**OBJECTIVE**
Copy the listing below in full and skip every picture.

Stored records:
[start]

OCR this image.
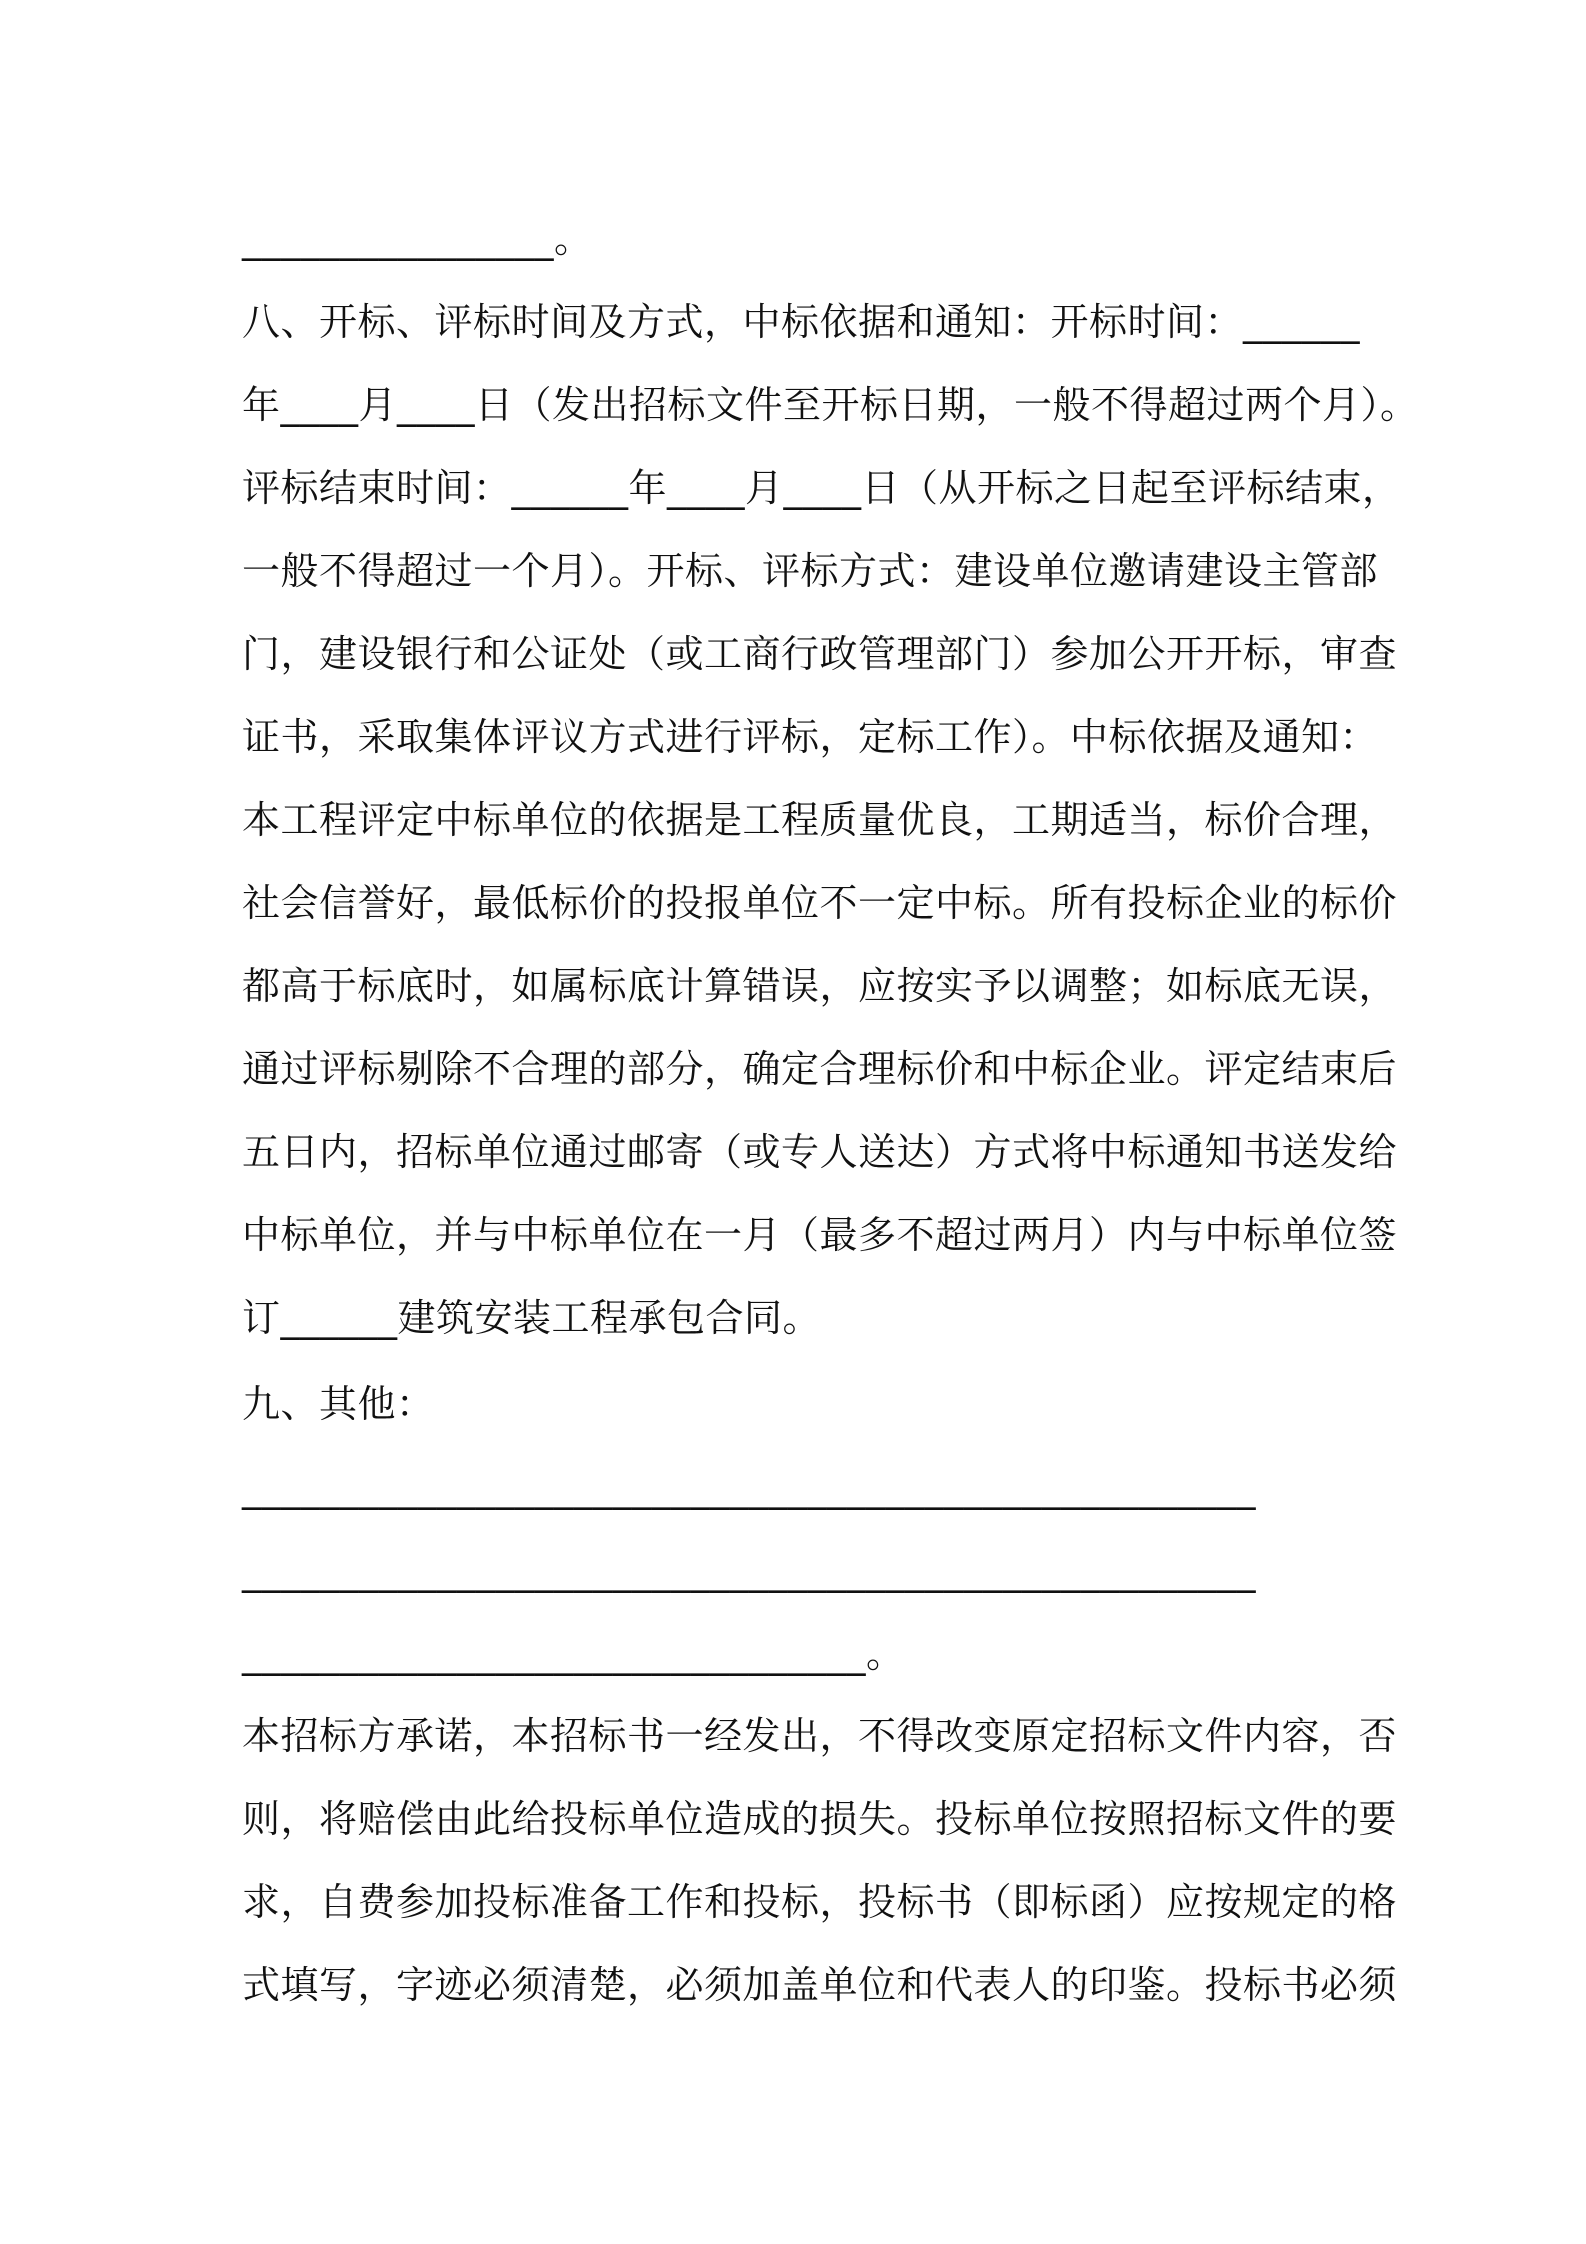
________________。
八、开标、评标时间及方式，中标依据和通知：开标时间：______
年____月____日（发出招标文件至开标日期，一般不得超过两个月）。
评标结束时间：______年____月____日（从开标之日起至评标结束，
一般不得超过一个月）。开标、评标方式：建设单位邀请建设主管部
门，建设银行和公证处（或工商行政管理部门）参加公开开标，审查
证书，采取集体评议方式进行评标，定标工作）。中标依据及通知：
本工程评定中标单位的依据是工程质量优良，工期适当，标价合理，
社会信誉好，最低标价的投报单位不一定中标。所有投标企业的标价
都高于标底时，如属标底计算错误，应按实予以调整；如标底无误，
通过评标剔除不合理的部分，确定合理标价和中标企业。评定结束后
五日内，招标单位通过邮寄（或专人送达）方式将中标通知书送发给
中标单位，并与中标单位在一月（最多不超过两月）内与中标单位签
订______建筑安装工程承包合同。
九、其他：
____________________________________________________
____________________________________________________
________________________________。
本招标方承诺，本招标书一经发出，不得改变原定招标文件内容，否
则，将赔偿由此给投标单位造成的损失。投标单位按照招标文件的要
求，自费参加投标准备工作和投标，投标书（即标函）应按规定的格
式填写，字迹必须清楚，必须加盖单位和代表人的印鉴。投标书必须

[end]

**WRITTEN ANSWER**
OCR this image.
________________。
八、开标、评标时间及方式，中标依据和通知：开标时间：______
年____月____日（发出招标文件至开标日期，一般不得超过两个月）。
评标结束时间：______年____月____日（从开标之日起至评标结束，
一般不得超过一个月）。开标、评标方式：建设单位邀请建设主管部
门，建设银行和公证处（或工商行政管理部门）参加公开开标，审查
证书，采取集体评议方式进行评标，定标工作）。中标依据及通知：
本工程评定中标单位的依据是工程质量优良，工期适当，标价合理，
社会信誉好，最低标价的投报单位不一定中标。所有投标企业的标价
都高于标底时，如属标底计算错误，应按实予以调整；如标底无误，
通过评标剔除不合理的部分，确定合理标价和中标企业。评定结束后
五日内，招标单位通过邮寄（或专人送达）方式将中标通知书送发给
中标单位，并与中标单位在一月（最多不超过两月）内与中标单位签
订______建筑安装工程承包合同。
九、其他：
____________________________________________________
____________________________________________________
________________________________。
本招标方承诺，本招标书一经发出，不得改变原定招标文件内容，否
则，将赔偿由此给投标单位造成的损失。投标单位按照招标文件的要
求，自费参加投标准备工作和投标，投标书（即标函）应按规定的格
式填写，字迹必须清楚，必须加盖单位和代表人的印鉴。投标书必须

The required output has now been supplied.